**Task details**.
Repeat the whole listing exactly as written.

**Record list**.
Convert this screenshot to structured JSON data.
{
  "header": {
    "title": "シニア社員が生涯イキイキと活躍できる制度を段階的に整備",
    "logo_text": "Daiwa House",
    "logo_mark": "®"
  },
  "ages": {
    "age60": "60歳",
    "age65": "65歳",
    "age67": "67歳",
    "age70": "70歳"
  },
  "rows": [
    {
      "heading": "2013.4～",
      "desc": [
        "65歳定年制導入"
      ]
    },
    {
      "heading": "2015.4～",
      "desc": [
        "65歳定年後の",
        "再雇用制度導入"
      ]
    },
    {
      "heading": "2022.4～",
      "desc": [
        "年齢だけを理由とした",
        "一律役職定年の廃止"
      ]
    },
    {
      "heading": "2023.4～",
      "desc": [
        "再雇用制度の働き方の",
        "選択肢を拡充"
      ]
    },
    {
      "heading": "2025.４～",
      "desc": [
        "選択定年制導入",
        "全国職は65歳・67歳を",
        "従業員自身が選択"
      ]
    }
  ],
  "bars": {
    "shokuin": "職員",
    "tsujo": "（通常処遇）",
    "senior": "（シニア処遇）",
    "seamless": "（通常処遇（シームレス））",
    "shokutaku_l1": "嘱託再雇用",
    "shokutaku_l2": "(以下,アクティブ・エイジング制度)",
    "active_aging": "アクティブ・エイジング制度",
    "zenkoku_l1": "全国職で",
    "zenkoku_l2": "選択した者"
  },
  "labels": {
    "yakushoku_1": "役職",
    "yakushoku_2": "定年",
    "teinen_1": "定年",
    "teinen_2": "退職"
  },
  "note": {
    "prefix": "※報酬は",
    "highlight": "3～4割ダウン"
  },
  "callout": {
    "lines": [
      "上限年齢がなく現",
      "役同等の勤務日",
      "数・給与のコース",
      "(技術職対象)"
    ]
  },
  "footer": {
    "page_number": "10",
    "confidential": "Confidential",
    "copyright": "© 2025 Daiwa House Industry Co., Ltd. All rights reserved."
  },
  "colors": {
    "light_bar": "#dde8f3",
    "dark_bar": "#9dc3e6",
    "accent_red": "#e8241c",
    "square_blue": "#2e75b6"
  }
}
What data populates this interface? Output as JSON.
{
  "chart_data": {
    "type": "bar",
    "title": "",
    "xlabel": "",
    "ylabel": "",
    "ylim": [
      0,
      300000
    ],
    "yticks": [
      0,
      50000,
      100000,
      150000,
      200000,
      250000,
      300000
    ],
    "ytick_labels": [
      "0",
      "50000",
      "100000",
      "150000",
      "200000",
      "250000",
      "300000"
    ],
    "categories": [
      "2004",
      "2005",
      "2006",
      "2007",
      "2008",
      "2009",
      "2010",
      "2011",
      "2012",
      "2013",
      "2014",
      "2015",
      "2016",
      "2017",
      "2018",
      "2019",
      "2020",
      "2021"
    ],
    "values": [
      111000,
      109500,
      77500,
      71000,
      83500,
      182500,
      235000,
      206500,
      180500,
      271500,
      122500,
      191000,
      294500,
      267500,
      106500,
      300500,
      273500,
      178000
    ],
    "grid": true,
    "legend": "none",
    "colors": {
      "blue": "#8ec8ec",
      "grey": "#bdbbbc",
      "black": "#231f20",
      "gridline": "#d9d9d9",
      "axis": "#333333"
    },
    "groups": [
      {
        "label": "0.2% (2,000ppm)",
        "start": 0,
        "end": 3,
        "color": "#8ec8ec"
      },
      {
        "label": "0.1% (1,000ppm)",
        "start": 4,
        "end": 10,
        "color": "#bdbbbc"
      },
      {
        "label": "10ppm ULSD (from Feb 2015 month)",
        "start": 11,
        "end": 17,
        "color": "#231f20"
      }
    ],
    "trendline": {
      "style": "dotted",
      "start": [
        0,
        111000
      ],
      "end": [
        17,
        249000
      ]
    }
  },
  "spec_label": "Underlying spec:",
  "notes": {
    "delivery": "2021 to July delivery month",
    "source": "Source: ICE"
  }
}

**Solution to this exercise**.
Convert this screenshot to structured JSON data.
{
  "header": {
    "title": "シニア社員が生涯イキイキと活躍できる制度を段階的に整備",
    "logo_text": "Daiwa House",
    "logo_mark": "®"
  },
  "ages": {
    "age60": "60歳",
    "age65": "65歳",
    "age67": "67歳",
    "age70": "70歳"
  },
  "rows": [
    {
      "heading": "2013.4～",
      "desc": [
        "65歳定年制導入"
      ]
    },
    {
      "heading": "2015.4～",
      "desc": [
        "65歳定年後の",
        "再雇用制度導入"
      ]
    },
    {
      "heading": "2022.4～",
      "desc": [
        "年齢だけを理由とした",
        "一律役職定年の廃止"
      ]
    },
    {
      "heading": "2023.4～",
      "desc": [
        "再雇用制度の働き方の",
        "選択肢を拡充"
      ]
    },
    {
      "heading": "2025.４～",
      "desc": [
        "選択定年制導入",
        "全国職は65歳・67歳を",
        "従業員自身が選択"
      ]
    }
  ],
  "bars": {
    "shokuin": "職員",
    "tsujo": "（通常処遇）",
    "senior": "（シニア処遇）",
    "seamless": "（通常処遇（シームレス））",
    "shokutaku_l1": "嘱託再雇用",
    "shokutaku_l2": "(以下,アクティブ・エイジング制度)",
    "active_aging": "アクティブ・エイジング制度",
    "zenkoku_l1": "全国職で",
    "zenkoku_l2": "選択した者"
  },
  "labels": {
    "yakushoku_1": "役職",
    "yakushoku_2": "定年",
    "teinen_1": "定年",
    "teinen_2": "退職"
  },
  "note": {
    "prefix": "※報酬は",
    "highlight": "3～4割ダウン"
  },
  "callout": {
    "lines": [
      "上限年齢がなく現",
      "役同等の勤務日",
      "数・給与のコース",
      "(技術職対象)"
    ]
  },
  "footer": {
    "page_number": "10",
    "confidential": "Confidential",
    "copyright": "© 2025 Daiwa House Industry Co., Ltd. All rights reserved."
  },
  "colors": {
    "light_bar": "#dde8f3",
    "dark_bar": "#9dc3e6",
    "accent_red": "#e8241c",
    "square_blue": "#2e75b6"
  }
}
What data populates this interface? Output as JSON.
{
  "chart_data": {
    "type": "bar",
    "title": "",
    "xlabel": "",
    "ylabel": "",
    "ylim": [
      0,
      300000
    ],
    "yticks": [
      0,
      50000,
      100000,
      150000,
      200000,
      250000,
      300000
    ],
    "ytick_labels": [
      "0",
      "50000",
      "100000",
      "150000",
      "200000",
      "250000",
      "300000"
    ],
    "categories": [
      "2004",
      "2005",
      "2006",
      "2007",
      "2008",
      "2009",
      "2010",
      "2011",
      "2012",
      "2013",
      "2014",
      "2015",
      "2016",
      "2017",
      "2018",
      "2019",
      "2020",
      "2021"
    ],
    "values": [
      111000,
      109500,
      77500,
      71000,
      83500,
      182500,
      235000,
      206500,
      180500,
      271500,
      122500,
      191000,
      294500,
      267500,
      106500,
      300500,
      273500,
      178000
    ],
    "grid": true,
    "legend": "none",
    "colors": {
      "blue": "#8ec8ec",
      "grey": "#bdbbbc",
      "black": "#231f20",
      "gridline": "#d9d9d9",
      "axis": "#333333"
    },
    "groups": [
      {
        "label": "0.2% (2,000ppm)",
        "start": 0,
        "end": 3,
        "color": "#8ec8ec"
      },
      {
        "label": "0.1% (1,000ppm)",
        "start": 4,
        "end": 10,
        "color": "#bdbbbc"
      },
      {
        "label": "10ppm ULSD (from Feb 2015 month)",
        "start": 11,
        "end": 17,
        "color": "#231f20"
      }
    ],
    "trendline": {
      "style": "dotted",
      "start": [
        0,
        111000
      ],
      "end": [
        17,
        249000
      ]
    }
  },
  "spec_label": "Underlying spec:",
  "notes": {
    "delivery": "2021 to July delivery month",
    "source": "Source: ICE"
  }
}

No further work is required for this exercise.